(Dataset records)
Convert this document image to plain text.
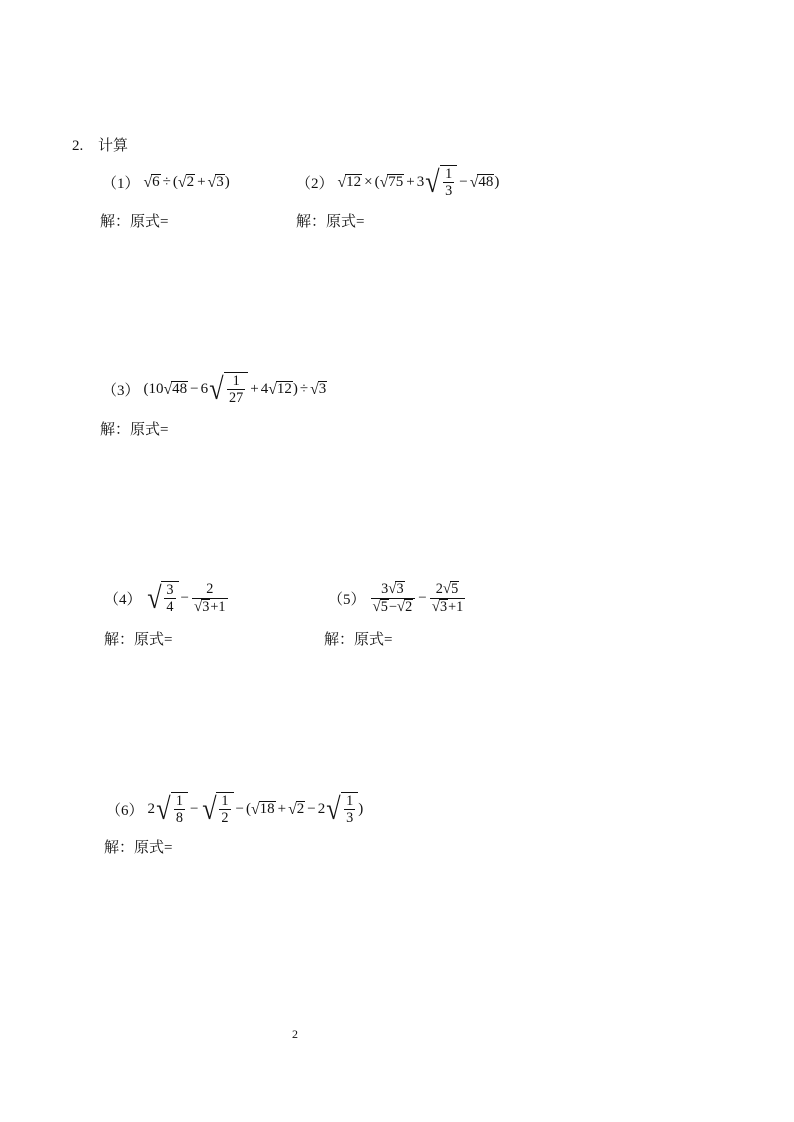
2. 计算
（1） √ 6 ÷ ( √ 2 + √ 3 )	（2） √ 12 × ( √ 75 + 3 √ $\frac{1}{3}$ − √ 48 )
解：原式=	解：原式=
（3） (10 √ 48 − 6 √ $\frac{1}{27} + 4$ √ 12 ) ÷ √ 3
解：原式=
（4） √ $\frac{3}{4} - \frac{2}{√ 3 +1}$	$(5) \frac{3 √ 3}{√ 5 - √ 2} - \frac{2 √ 5}{√ 3 +1}$
解：原式=	解：原式=
（6） 2 √ $\frac{1}{8}$ − √ $\frac{1}{2}$ − ( √ 18 + √ 2 − 2 √ $\frac{1}{3}$ )
解：原式=
2
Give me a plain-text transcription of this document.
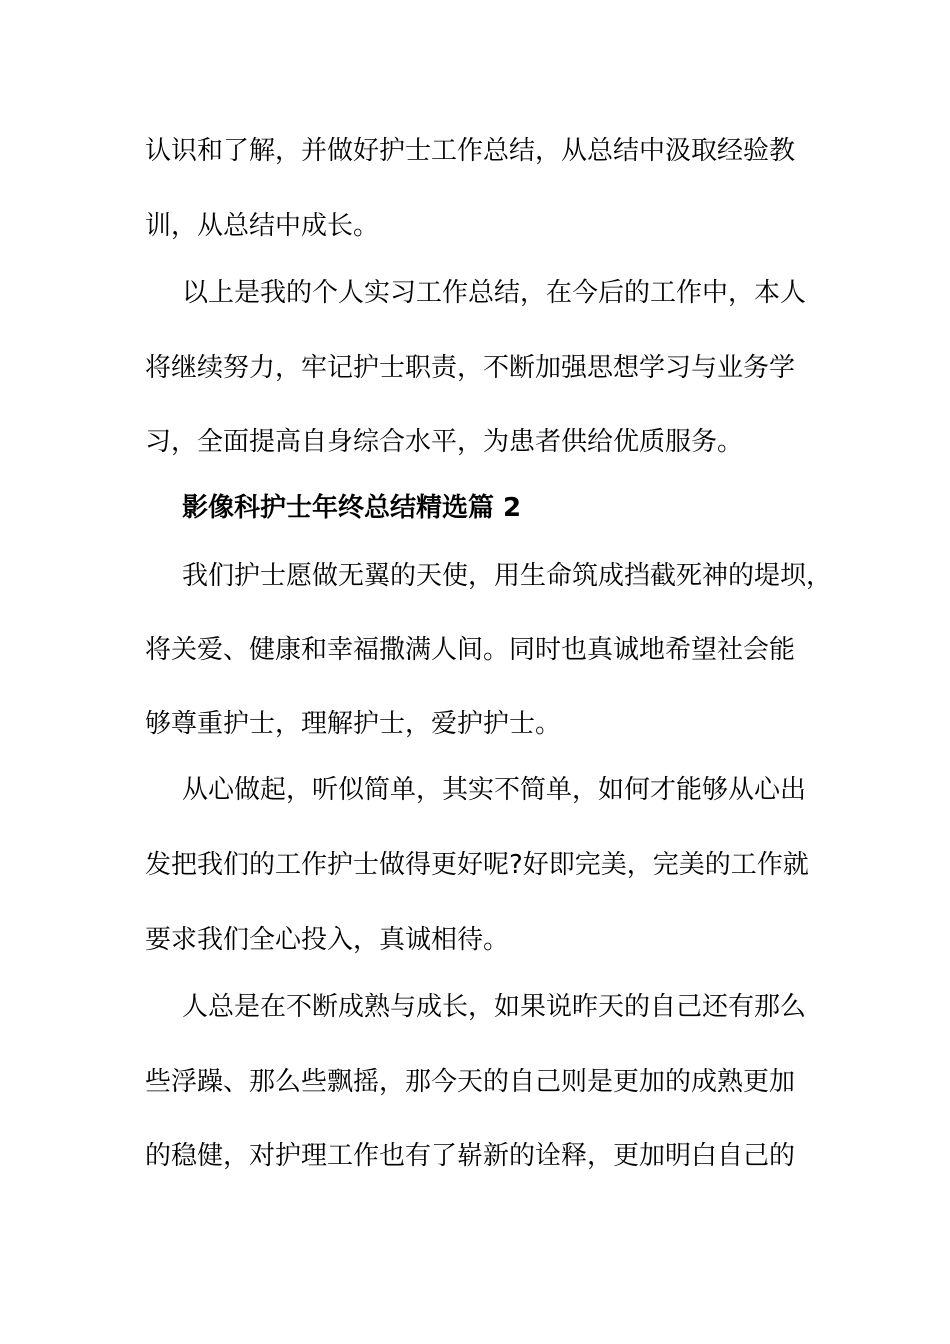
认识和了解，并做好护士工作总结，从总结中汲取经验教
训，从总结中成长。
以上是我的个人实习工作总结，在今后的工作中，本人
将继续努力，牢记护士职责，不断加强思想学习与业务学
习，全面提高自身综合水平，为患者供给优质服务。
影像科护士年终总结精选篇 2
我们护士愿做无翼的天使，用生命筑成挡截死神的堤坝，
将关爱、健康和幸福撒满人间。同时也真诚地希望社会能
够尊重护士，理解护士，爱护护士。
从心做起，听似简单，其实不简单，如何才能够从心出
发把我们的工作护士做得更好呢?好即完美，完美的工作就
要求我们全心投入，真诚相待。
人总是在不断成熟与成长，如果说昨天的自己还有那么
些浮躁、那么些飘摇，那今天的自己则是更加的成熟更加
的稳健，对护理工作也有了崭新的诠释，更加明白自己的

Exercise task> Set down the material exactly, every line of it, except for the pictures.

In response>
Convert this document image to plain text.
2. 计算
（1） √ 6 ÷ ( √ 2 + √ 3 )	（2） √ 12 × ( √ 75 + 3 √ $\frac{1}{3}$ − √ 48 )
解：原式=	解：原式=
（3） (10 √ 48 − 6 √ $\frac{1}{27} + 4$ √ 12 ) ÷ √ 3
解：原式=
（4） √ $\frac{3}{4} - \frac{2}{√ 3 +1}$	$(5) \frac{3 √ 3}{√ 5 - √ 2} - \frac{2 √ 5}{√ 3 +1}$
解：原式=	解：原式=
（6） 2 √ $\frac{1}{8}$ − √ $\frac{1}{2}$ − ( √ 18 + √ 2 − 2 √ $\frac{1}{3}$ )
解：原式=
2
Give me a plain-text transcription of this document.
认识和了解，并做好护士工作总结，从总结中汲取经验教
训，从总结中成长。
以上是我的个人实习工作总结，在今后的工作中，本人
将继续努力，牢记护士职责，不断加强思想学习与业务学
习，全面提高自身综合水平，为患者供给优质服务。
影像科护士年终总结精选篇 2
我们护士愿做无翼的天使，用生命筑成挡截死神的堤坝，
将关爱、健康和幸福撒满人间。同时也真诚地希望社会能
够尊重护士，理解护士，爱护护士。
从心做起，听似简单，其实不简单，如何才能够从心出
发把我们的工作护士做得更好呢?好即完美，完美的工作就
要求我们全心投入，真诚相待。
人总是在不断成熟与成长，如果说昨天的自己还有那么
些浮躁、那么些飘摇，那今天的自己则是更加的成熟更加
的稳健，对护理工作也有了崭新的诠释，更加明白自己的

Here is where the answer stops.